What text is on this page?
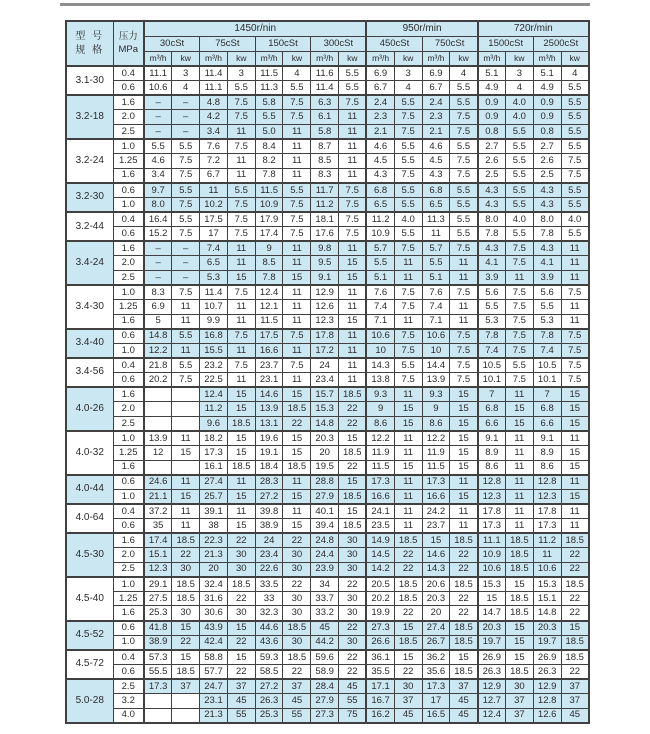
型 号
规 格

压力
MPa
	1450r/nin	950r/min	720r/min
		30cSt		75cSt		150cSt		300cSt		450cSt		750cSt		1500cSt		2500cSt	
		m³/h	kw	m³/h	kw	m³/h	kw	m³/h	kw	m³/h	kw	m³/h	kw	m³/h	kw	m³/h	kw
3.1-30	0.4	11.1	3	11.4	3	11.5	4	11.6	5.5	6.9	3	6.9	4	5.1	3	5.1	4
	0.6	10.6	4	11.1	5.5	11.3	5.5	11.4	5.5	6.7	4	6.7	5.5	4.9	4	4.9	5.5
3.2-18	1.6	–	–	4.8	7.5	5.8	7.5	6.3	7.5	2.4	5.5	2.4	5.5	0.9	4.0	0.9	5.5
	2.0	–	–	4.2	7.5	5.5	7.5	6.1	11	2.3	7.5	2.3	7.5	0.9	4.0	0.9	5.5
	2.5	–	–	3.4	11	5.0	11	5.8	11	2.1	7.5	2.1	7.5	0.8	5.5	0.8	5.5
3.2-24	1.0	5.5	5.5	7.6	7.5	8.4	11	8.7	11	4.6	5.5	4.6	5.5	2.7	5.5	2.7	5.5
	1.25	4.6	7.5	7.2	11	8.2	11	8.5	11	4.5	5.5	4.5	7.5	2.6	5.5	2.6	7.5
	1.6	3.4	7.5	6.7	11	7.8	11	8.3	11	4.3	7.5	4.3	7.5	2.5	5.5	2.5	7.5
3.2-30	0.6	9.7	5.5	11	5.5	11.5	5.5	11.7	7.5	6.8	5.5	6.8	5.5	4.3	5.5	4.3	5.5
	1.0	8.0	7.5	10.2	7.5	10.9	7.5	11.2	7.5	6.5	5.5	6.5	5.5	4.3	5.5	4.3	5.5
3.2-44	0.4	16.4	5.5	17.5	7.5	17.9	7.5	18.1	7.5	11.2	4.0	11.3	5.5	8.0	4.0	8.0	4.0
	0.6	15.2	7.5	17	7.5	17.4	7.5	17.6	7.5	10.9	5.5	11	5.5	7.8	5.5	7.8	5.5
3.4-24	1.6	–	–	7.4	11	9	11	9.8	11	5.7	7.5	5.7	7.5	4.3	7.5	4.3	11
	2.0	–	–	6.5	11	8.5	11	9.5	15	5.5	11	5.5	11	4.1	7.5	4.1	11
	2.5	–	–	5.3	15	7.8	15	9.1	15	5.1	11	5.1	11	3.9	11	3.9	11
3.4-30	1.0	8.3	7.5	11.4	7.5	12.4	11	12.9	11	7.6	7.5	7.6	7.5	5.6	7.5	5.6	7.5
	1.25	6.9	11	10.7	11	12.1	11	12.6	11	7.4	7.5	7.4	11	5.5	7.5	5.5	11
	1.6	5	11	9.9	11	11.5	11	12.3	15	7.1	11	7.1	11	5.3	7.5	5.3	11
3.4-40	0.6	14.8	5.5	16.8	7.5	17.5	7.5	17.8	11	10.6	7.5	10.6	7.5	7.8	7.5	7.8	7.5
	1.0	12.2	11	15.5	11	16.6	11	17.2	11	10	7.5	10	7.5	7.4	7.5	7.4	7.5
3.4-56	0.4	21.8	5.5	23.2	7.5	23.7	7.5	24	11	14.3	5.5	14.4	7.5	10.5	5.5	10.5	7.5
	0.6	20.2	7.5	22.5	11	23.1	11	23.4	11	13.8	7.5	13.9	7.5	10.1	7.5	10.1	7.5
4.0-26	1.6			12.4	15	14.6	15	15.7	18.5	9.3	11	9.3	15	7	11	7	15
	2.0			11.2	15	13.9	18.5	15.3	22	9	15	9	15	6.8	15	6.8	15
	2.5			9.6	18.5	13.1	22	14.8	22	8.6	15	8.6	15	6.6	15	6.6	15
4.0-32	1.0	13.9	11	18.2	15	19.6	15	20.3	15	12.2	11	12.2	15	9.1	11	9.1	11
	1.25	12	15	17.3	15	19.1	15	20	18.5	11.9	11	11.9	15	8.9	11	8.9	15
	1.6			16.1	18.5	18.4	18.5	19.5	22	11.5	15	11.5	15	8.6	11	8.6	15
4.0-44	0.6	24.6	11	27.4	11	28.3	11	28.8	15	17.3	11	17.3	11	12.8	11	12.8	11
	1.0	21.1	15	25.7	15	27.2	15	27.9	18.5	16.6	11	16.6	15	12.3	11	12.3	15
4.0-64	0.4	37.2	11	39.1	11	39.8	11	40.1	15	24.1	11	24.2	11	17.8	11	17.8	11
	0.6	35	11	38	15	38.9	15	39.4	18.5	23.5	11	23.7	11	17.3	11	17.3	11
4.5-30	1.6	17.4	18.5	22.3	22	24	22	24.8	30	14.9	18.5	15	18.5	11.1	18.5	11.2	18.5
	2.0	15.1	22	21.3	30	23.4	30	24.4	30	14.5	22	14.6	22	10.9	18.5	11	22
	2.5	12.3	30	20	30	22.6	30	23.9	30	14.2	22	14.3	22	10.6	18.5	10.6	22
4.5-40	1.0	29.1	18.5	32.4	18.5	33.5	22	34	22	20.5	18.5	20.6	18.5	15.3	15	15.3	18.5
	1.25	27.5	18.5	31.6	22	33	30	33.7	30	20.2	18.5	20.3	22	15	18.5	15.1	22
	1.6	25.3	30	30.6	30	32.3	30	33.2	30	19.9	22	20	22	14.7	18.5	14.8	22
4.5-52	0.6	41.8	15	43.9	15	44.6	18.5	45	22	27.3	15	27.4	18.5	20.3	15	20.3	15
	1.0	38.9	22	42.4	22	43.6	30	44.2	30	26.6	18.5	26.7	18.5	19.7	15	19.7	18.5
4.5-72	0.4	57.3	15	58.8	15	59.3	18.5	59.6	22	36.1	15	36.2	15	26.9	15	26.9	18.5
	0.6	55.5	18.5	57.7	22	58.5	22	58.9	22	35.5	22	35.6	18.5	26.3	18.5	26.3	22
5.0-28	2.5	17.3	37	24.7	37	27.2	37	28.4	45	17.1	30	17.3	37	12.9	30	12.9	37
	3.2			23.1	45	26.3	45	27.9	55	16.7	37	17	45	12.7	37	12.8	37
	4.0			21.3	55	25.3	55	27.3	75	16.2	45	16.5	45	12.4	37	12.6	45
====
--- Instructions to follow ---
Above are records to transcribe exactly; leave their pictures out.

--- Correct response ---
What text is on this page?
型 号
规 格

压力
MPa
	1450r/nin	950r/min	720r/min
		30cSt		75cSt		150cSt		300cSt		450cSt		750cSt		1500cSt		2500cSt	
		m³/h	kw	m³/h	kw	m³/h	kw	m³/h	kw	m³/h	kw	m³/h	kw	m³/h	kw	m³/h	kw
3.1-30	0.4	11.1	3	11.4	3	11.5	4	11.6	5.5	6.9	3	6.9	4	5.1	3	5.1	4
	0.6	10.6	4	11.1	5.5	11.3	5.5	11.4	5.5	6.7	4	6.7	5.5	4.9	4	4.9	5.5
3.2-18	1.6	–	–	4.8	7.5	5.8	7.5	6.3	7.5	2.4	5.5	2.4	5.5	0.9	4.0	0.9	5.5
	2.0	–	–	4.2	7.5	5.5	7.5	6.1	11	2.3	7.5	2.3	7.5	0.9	4.0	0.9	5.5
	2.5	–	–	3.4	11	5.0	11	5.8	11	2.1	7.5	2.1	7.5	0.8	5.5	0.8	5.5
3.2-24	1.0	5.5	5.5	7.6	7.5	8.4	11	8.7	11	4.6	5.5	4.6	5.5	2.7	5.5	2.7	5.5
	1.25	4.6	7.5	7.2	11	8.2	11	8.5	11	4.5	5.5	4.5	7.5	2.6	5.5	2.6	7.5
	1.6	3.4	7.5	6.7	11	7.8	11	8.3	11	4.3	7.5	4.3	7.5	2.5	5.5	2.5	7.5
3.2-30	0.6	9.7	5.5	11	5.5	11.5	5.5	11.7	7.5	6.8	5.5	6.8	5.5	4.3	5.5	4.3	5.5
	1.0	8.0	7.5	10.2	7.5	10.9	7.5	11.2	7.5	6.5	5.5	6.5	5.5	4.3	5.5	4.3	5.5
3.2-44	0.4	16.4	5.5	17.5	7.5	17.9	7.5	18.1	7.5	11.2	4.0	11.3	5.5	8.0	4.0	8.0	4.0
	0.6	15.2	7.5	17	7.5	17.4	7.5	17.6	7.5	10.9	5.5	11	5.5	7.8	5.5	7.8	5.5
3.4-24	1.6	–	–	7.4	11	9	11	9.8	11	5.7	7.5	5.7	7.5	4.3	7.5	4.3	11
	2.0	–	–	6.5	11	8.5	11	9.5	15	5.5	11	5.5	11	4.1	7.5	4.1	11
	2.5	–	–	5.3	15	7.8	15	9.1	15	5.1	11	5.1	11	3.9	11	3.9	11
3.4-30	1.0	8.3	7.5	11.4	7.5	12.4	11	12.9	11	7.6	7.5	7.6	7.5	5.6	7.5	5.6	7.5
	1.25	6.9	11	10.7	11	12.1	11	12.6	11	7.4	7.5	7.4	11	5.5	7.5	5.5	11
	1.6	5	11	9.9	11	11.5	11	12.3	15	7.1	11	7.1	11	5.3	7.5	5.3	11
3.4-40	0.6	14.8	5.5	16.8	7.5	17.5	7.5	17.8	11	10.6	7.5	10.6	7.5	7.8	7.5	7.8	7.5
	1.0	12.2	11	15.5	11	16.6	11	17.2	11	10	7.5	10	7.5	7.4	7.5	7.4	7.5
3.4-56	0.4	21.8	5.5	23.2	7.5	23.7	7.5	24	11	14.3	5.5	14.4	7.5	10.5	5.5	10.5	7.5
	0.6	20.2	7.5	22.5	11	23.1	11	23.4	11	13.8	7.5	13.9	7.5	10.1	7.5	10.1	7.5
4.0-26	1.6			12.4	15	14.6	15	15.7	18.5	9.3	11	9.3	15	7	11	7	15
	2.0			11.2	15	13.9	18.5	15.3	22	9	15	9	15	6.8	15	6.8	15
	2.5			9.6	18.5	13.1	22	14.8	22	8.6	15	8.6	15	6.6	15	6.6	15
4.0-32	1.0	13.9	11	18.2	15	19.6	15	20.3	15	12.2	11	12.2	15	9.1	11	9.1	11
	1.25	12	15	17.3	15	19.1	15	20	18.5	11.9	11	11.9	15	8.9	11	8.9	15
	1.6			16.1	18.5	18.4	18.5	19.5	22	11.5	15	11.5	15	8.6	11	8.6	15
4.0-44	0.6	24.6	11	27.4	11	28.3	11	28.8	15	17.3	11	17.3	11	12.8	11	12.8	11
	1.0	21.1	15	25.7	15	27.2	15	27.9	18.5	16.6	11	16.6	15	12.3	11	12.3	15
4.0-64	0.4	37.2	11	39.1	11	39.8	11	40.1	15	24.1	11	24.2	11	17.8	11	17.8	11
	0.6	35	11	38	15	38.9	15	39.4	18.5	23.5	11	23.7	11	17.3	11	17.3	11
4.5-30	1.6	17.4	18.5	22.3	22	24	22	24.8	30	14.9	18.5	15	18.5	11.1	18.5	11.2	18.5
	2.0	15.1	22	21.3	30	23.4	30	24.4	30	14.5	22	14.6	22	10.9	18.5	11	22
	2.5	12.3	30	20	30	22.6	30	23.9	30	14.2	22	14.3	22	10.6	18.5	10.6	22
4.5-40	1.0	29.1	18.5	32.4	18.5	33.5	22	34	22	20.5	18.5	20.6	18.5	15.3	15	15.3	18.5
	1.25	27.5	18.5	31.6	22	33	30	33.7	30	20.2	18.5	20.3	22	15	18.5	15.1	22
	1.6	25.3	30	30.6	30	32.3	30	33.2	30	19.9	22	20	22	14.7	18.5	14.8	22
4.5-52	0.6	41.8	15	43.9	15	44.6	18.5	45	22	27.3	15	27.4	18.5	20.3	15	20.3	15
	1.0	38.9	22	42.4	22	43.6	30	44.2	30	26.6	18.5	26.7	18.5	19.7	15	19.7	18.5
4.5-72	0.4	57.3	15	58.8	15	59.3	18.5	59.6	22	36.1	15	36.2	15	26.9	15	26.9	18.5
	0.6	55.5	18.5	57.7	22	58.5	22	58.9	22	35.5	22	35.6	18.5	26.3	18.5	26.3	22
5.0-28	2.5	17.3	37	24.7	37	27.2	37	28.4	45	17.1	30	17.3	37	12.9	30	12.9	37
	3.2			23.1	45	26.3	45	27.9	55	16.7	37	17	45	12.7	37	12.8	37
	4.0			21.3	55	25.3	55	27.3	75	16.2	45	16.5	45	12.4	37	12.6	45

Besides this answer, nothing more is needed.